» **Stored rows**:
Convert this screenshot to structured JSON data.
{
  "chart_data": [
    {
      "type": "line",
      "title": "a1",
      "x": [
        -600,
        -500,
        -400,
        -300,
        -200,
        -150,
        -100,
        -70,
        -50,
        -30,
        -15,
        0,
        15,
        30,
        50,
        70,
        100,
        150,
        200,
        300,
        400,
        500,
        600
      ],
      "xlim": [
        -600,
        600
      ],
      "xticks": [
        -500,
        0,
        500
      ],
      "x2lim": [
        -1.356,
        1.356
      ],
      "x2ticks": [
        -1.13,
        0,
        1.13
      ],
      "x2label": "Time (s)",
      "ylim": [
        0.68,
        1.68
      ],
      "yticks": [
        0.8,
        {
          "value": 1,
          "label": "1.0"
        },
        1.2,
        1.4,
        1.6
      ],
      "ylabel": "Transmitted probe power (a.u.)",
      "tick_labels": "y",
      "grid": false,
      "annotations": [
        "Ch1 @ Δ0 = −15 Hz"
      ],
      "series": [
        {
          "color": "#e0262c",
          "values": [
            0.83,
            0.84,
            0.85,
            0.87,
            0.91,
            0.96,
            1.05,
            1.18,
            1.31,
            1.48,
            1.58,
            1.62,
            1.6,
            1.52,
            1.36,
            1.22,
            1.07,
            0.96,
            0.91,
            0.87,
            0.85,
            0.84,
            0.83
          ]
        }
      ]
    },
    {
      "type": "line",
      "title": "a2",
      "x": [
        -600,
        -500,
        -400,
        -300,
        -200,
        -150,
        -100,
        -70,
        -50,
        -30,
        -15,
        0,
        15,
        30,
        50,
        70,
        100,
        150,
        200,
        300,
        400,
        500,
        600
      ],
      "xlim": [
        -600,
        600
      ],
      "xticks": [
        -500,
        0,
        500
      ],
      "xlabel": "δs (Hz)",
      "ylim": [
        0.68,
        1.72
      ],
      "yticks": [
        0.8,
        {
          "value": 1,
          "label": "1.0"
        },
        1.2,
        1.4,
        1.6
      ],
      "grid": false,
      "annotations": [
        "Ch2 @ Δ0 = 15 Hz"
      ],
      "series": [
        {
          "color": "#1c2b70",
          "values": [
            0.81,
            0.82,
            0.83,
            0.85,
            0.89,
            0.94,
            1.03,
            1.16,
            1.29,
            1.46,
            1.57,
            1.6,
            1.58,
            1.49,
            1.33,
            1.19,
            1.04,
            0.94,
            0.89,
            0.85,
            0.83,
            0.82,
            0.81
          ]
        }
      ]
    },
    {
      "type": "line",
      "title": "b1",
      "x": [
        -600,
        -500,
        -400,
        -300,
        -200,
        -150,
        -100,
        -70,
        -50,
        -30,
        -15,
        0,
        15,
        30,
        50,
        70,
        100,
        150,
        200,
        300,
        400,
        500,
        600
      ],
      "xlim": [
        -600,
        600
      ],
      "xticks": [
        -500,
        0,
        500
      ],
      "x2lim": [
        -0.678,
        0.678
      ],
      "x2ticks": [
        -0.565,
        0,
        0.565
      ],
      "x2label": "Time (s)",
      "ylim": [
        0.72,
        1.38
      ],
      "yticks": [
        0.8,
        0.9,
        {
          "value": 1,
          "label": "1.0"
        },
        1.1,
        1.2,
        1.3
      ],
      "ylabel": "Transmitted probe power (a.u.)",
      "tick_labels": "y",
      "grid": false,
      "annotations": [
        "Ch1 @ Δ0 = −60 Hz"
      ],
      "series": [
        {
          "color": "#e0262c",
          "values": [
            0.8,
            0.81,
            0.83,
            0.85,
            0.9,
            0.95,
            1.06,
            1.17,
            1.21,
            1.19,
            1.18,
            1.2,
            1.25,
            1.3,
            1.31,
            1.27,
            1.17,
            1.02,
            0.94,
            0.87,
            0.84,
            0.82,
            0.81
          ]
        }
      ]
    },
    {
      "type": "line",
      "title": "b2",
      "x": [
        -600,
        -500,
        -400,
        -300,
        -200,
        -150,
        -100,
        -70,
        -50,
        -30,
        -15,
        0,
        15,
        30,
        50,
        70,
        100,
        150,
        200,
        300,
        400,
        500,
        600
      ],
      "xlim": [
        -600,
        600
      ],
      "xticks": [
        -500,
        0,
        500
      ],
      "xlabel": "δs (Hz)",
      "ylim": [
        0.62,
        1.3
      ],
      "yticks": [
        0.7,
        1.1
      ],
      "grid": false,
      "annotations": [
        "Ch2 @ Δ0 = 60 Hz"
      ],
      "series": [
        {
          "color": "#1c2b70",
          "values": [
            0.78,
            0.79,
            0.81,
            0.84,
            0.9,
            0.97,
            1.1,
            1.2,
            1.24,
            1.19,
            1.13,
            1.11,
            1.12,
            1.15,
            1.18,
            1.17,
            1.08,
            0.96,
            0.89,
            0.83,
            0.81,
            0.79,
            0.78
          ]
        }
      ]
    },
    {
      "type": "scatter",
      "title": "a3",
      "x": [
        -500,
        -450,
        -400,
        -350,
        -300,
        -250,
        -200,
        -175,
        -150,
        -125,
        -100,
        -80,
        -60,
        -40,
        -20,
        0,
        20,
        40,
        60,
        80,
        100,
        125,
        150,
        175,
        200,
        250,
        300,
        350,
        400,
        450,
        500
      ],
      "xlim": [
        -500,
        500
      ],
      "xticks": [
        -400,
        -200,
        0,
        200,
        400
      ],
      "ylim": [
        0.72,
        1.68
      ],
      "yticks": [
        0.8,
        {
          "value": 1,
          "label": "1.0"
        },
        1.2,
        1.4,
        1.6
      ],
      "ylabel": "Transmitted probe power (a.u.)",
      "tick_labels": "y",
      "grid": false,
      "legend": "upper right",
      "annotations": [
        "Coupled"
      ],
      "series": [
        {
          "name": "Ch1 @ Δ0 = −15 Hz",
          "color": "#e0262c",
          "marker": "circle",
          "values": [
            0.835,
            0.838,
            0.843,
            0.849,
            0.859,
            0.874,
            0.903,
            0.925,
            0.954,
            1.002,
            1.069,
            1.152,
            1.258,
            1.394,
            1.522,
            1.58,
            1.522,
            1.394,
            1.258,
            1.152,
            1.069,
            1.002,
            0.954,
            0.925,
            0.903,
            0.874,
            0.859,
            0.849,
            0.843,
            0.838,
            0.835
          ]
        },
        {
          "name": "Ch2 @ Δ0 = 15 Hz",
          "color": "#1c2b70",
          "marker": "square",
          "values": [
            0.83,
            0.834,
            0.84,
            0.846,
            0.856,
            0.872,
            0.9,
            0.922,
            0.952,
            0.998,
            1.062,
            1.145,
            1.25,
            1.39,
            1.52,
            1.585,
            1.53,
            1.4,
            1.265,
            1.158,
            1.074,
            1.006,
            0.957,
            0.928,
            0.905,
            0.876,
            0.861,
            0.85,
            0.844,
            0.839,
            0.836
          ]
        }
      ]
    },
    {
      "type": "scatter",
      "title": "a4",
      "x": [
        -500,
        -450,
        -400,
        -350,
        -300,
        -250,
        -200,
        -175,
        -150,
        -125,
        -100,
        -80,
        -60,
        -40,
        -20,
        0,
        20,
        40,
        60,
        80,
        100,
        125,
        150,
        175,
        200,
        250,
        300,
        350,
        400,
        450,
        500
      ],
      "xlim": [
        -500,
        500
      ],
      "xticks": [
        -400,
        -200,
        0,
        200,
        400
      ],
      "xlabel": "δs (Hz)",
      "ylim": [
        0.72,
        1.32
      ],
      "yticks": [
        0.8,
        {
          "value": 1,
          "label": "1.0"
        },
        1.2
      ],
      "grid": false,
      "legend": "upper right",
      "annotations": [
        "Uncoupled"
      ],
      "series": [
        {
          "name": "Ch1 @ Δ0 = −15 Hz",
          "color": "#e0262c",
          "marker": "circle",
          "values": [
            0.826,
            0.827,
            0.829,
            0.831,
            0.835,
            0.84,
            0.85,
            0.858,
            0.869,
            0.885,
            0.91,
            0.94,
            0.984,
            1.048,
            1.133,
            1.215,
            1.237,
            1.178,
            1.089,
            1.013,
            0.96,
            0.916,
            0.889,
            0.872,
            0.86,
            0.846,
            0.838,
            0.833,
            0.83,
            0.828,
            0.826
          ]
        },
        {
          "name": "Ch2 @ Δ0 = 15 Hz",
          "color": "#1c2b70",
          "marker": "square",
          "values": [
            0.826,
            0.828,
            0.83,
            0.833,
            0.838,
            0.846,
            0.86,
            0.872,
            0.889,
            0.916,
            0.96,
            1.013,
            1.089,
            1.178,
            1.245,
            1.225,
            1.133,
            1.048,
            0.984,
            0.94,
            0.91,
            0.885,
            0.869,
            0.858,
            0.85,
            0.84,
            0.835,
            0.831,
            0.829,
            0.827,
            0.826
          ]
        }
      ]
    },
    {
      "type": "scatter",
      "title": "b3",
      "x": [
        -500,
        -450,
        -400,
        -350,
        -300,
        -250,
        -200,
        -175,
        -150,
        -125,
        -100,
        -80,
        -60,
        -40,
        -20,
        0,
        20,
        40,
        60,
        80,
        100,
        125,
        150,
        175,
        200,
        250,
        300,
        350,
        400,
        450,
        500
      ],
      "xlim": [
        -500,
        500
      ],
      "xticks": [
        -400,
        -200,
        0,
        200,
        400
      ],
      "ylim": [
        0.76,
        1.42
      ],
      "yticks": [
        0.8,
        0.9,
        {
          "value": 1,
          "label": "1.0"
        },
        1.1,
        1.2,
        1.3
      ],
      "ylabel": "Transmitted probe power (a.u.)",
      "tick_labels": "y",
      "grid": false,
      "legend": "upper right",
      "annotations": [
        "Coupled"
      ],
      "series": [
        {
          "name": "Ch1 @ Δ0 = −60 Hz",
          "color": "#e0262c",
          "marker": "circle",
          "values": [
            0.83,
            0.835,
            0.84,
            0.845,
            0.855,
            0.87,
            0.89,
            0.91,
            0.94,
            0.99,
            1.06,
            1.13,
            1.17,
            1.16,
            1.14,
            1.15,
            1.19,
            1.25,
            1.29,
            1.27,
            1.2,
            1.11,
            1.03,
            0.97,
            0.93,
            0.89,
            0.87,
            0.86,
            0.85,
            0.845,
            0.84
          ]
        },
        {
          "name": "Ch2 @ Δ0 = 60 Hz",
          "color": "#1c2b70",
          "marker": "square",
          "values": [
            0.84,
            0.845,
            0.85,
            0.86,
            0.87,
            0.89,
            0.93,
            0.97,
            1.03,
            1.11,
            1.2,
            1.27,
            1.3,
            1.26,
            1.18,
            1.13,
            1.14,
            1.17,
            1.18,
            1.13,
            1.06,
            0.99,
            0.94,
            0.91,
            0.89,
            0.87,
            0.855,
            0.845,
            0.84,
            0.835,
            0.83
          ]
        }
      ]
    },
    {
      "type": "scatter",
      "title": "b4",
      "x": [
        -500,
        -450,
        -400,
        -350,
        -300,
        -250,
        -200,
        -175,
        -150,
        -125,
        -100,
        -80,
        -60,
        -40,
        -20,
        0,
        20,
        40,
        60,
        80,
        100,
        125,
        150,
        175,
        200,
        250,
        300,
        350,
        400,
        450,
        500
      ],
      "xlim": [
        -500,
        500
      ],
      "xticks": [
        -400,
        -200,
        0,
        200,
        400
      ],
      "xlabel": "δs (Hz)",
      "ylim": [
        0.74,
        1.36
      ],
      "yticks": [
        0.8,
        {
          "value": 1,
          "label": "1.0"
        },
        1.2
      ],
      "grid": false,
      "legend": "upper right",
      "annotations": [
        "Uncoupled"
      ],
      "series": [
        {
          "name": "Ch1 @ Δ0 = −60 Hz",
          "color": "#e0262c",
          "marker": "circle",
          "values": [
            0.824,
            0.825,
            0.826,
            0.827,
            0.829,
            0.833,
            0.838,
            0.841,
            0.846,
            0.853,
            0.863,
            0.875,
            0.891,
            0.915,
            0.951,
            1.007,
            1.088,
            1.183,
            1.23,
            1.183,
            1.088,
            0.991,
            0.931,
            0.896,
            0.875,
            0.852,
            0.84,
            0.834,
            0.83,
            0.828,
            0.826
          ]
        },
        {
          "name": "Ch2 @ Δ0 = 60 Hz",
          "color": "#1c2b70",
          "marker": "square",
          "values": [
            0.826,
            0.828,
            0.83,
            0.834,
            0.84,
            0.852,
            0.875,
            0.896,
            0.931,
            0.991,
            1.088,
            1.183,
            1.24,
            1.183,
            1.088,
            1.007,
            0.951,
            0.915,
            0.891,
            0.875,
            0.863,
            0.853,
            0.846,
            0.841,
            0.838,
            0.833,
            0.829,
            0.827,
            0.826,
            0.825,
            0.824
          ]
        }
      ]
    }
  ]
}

» **Exercise objective**:
Select every line of the records holding the string "title".

» **Solution**:
      "title": "a1",
      "title": "a2",
      "title": "b1",
      "title": "b2",
      "title": "a3",
      "title": "a4",
      "title": "b3",
      "title": "b4",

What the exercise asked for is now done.